- _INSTRUCTIONS FOR THE TASK_: Report how many lines contain the word "valuable"; answer with the number only.

- _ENTRIES_:

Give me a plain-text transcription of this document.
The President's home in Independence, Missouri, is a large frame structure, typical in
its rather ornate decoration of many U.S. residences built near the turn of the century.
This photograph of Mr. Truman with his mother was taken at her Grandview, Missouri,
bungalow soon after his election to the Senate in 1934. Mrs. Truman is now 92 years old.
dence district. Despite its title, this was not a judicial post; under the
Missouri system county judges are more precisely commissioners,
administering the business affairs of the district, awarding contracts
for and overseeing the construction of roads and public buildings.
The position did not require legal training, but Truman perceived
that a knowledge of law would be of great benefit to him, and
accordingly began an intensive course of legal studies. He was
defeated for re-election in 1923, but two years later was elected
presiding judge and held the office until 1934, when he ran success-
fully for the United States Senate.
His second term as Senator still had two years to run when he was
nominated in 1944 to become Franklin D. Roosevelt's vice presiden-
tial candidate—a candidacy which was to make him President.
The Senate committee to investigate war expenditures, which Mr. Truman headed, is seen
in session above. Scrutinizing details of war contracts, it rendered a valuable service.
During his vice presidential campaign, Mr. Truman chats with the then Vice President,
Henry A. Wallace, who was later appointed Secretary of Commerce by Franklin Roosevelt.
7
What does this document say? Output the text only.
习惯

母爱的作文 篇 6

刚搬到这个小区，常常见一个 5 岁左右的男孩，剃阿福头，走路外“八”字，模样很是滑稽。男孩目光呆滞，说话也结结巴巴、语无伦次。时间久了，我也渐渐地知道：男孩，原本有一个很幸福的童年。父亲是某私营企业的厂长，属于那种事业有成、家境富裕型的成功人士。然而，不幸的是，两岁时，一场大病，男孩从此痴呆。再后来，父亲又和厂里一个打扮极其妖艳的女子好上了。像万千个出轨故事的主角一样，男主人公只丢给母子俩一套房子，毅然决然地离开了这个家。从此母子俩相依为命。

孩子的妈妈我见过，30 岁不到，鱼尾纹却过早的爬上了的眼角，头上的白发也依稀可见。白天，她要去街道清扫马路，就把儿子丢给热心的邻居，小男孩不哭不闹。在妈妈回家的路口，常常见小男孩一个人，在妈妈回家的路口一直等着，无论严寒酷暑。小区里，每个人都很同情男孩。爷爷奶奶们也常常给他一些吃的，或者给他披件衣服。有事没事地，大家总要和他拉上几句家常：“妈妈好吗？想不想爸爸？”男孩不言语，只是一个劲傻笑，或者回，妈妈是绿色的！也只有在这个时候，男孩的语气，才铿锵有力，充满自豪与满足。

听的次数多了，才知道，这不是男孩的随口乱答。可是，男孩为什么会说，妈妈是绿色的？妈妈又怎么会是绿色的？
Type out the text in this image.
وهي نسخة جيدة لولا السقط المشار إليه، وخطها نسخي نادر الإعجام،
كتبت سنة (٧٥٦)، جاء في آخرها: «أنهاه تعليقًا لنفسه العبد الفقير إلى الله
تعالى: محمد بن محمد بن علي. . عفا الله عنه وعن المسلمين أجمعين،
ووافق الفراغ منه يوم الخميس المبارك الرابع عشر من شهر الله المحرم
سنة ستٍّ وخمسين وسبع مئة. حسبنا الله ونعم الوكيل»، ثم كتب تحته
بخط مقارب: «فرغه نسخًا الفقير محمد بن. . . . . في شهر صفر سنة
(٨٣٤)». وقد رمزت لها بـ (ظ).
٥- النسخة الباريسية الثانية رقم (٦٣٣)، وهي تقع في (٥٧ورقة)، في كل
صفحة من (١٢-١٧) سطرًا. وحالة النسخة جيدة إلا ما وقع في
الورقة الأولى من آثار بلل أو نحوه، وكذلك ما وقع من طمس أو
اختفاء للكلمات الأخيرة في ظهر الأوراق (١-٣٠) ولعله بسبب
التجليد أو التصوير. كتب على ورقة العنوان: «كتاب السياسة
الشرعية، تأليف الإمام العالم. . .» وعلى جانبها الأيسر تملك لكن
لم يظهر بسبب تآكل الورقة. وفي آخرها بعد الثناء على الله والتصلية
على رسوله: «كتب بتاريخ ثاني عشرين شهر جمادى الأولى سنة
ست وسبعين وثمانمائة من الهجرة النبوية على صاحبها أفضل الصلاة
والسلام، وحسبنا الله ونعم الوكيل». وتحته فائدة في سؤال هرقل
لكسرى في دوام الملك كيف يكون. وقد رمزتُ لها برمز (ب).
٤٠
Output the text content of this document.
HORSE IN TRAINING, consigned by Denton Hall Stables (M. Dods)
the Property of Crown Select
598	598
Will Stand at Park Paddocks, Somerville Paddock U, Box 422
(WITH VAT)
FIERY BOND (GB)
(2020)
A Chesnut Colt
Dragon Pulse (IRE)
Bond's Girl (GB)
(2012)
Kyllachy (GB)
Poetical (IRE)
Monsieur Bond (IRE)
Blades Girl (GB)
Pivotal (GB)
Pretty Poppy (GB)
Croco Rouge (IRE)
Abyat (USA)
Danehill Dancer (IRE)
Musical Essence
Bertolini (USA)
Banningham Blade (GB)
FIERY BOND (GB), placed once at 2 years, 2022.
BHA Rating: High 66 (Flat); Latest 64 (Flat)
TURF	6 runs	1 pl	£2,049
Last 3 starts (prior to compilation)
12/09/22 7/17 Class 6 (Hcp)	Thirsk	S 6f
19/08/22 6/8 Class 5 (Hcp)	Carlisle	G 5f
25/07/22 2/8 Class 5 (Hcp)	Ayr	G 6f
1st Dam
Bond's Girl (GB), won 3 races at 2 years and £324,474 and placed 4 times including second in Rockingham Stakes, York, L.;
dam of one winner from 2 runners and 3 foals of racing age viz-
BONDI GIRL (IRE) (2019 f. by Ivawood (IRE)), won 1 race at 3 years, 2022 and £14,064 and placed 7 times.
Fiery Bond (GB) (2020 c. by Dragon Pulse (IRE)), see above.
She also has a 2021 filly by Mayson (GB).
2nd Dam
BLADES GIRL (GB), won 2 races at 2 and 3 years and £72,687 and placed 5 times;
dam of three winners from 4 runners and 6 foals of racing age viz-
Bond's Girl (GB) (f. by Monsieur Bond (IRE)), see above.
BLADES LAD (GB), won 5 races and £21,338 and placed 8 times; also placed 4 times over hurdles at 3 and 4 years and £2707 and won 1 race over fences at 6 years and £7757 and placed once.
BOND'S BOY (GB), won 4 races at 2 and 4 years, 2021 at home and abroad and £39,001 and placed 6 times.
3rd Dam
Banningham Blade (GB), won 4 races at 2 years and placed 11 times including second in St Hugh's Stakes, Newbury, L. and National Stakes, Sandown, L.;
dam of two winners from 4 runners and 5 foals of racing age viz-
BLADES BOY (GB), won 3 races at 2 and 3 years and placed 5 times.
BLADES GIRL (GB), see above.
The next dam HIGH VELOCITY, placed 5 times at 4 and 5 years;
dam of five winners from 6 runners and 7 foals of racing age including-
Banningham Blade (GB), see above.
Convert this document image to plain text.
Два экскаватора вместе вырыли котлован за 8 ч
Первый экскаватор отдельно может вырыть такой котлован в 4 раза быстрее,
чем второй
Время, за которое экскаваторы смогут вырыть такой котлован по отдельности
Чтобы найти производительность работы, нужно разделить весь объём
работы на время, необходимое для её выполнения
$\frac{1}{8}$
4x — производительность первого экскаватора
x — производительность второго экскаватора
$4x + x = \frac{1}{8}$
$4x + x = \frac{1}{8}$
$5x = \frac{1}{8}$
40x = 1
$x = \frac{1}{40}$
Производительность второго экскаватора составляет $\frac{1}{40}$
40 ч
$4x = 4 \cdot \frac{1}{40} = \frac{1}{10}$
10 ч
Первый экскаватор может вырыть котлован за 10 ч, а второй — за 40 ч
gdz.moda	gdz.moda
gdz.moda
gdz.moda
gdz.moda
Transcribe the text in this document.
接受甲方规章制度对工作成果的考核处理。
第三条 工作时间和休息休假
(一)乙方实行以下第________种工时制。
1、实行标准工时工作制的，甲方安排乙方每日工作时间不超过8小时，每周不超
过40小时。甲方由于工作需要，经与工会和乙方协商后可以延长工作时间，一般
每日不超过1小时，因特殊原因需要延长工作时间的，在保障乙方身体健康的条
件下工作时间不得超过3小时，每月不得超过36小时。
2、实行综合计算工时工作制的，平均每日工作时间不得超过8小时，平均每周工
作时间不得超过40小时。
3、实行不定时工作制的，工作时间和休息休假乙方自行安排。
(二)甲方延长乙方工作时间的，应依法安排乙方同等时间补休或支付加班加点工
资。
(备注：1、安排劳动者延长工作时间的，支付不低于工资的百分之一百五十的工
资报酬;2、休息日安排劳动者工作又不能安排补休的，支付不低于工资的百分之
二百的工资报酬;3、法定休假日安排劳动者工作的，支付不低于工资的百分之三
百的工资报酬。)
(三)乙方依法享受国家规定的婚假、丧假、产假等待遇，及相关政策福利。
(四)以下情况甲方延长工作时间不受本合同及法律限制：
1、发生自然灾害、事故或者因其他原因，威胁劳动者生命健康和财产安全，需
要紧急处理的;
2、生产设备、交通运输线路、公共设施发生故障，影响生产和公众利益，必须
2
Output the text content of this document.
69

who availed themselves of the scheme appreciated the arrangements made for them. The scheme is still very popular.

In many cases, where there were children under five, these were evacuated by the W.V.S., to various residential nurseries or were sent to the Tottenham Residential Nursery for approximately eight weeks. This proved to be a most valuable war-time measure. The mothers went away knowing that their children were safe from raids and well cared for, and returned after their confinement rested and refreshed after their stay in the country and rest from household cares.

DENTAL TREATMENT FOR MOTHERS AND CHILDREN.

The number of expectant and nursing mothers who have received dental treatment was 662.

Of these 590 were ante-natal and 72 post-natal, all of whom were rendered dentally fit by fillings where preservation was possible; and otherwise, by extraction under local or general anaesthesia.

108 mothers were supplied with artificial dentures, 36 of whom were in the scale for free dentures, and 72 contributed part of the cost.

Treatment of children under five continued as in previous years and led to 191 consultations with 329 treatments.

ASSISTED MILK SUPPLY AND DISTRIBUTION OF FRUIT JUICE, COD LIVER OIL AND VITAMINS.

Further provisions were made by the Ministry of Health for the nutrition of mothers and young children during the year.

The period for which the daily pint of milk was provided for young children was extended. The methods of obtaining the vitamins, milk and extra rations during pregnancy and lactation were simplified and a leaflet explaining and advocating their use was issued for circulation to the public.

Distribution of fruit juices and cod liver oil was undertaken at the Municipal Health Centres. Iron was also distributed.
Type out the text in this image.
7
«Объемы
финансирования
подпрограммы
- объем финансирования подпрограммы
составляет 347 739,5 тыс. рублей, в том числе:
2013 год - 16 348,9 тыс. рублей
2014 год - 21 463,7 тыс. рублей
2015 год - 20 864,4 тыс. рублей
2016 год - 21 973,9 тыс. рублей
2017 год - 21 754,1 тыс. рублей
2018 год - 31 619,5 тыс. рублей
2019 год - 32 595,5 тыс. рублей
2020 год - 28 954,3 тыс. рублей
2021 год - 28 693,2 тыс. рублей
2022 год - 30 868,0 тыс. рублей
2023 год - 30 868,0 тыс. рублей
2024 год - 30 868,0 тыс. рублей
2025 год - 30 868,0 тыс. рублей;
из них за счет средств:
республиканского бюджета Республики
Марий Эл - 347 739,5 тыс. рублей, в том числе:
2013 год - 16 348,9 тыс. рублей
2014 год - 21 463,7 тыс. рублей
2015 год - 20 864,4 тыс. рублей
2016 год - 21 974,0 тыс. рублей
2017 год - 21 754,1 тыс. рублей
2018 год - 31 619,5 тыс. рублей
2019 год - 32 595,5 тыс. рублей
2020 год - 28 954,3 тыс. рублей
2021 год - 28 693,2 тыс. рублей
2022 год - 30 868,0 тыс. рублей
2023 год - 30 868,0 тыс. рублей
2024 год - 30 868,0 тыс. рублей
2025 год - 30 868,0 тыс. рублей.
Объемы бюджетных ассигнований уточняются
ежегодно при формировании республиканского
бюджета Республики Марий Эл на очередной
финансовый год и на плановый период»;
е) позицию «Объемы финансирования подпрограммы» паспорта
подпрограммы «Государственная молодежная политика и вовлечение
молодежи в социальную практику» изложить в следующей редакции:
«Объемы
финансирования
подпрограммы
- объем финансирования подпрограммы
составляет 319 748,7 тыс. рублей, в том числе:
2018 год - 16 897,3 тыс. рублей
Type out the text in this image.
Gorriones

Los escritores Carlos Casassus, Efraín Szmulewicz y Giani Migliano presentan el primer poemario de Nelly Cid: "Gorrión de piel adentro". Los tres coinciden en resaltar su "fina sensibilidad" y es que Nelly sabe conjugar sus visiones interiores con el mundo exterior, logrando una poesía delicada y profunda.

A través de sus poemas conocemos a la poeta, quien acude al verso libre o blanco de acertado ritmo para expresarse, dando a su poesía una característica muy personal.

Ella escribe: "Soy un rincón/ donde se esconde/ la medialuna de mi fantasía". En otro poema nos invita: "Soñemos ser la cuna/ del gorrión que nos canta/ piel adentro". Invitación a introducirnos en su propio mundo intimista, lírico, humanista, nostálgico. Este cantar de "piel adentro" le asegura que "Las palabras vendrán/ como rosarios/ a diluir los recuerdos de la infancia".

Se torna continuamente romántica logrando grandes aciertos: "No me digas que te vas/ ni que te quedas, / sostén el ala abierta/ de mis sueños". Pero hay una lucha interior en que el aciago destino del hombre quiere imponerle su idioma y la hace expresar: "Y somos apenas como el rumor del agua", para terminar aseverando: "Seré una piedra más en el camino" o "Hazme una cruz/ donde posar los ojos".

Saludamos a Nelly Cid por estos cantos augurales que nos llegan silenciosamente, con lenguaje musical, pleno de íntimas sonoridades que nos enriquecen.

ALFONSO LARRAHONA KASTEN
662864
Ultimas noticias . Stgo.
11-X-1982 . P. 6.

- _RESPONSE TO THIS TASK_: 2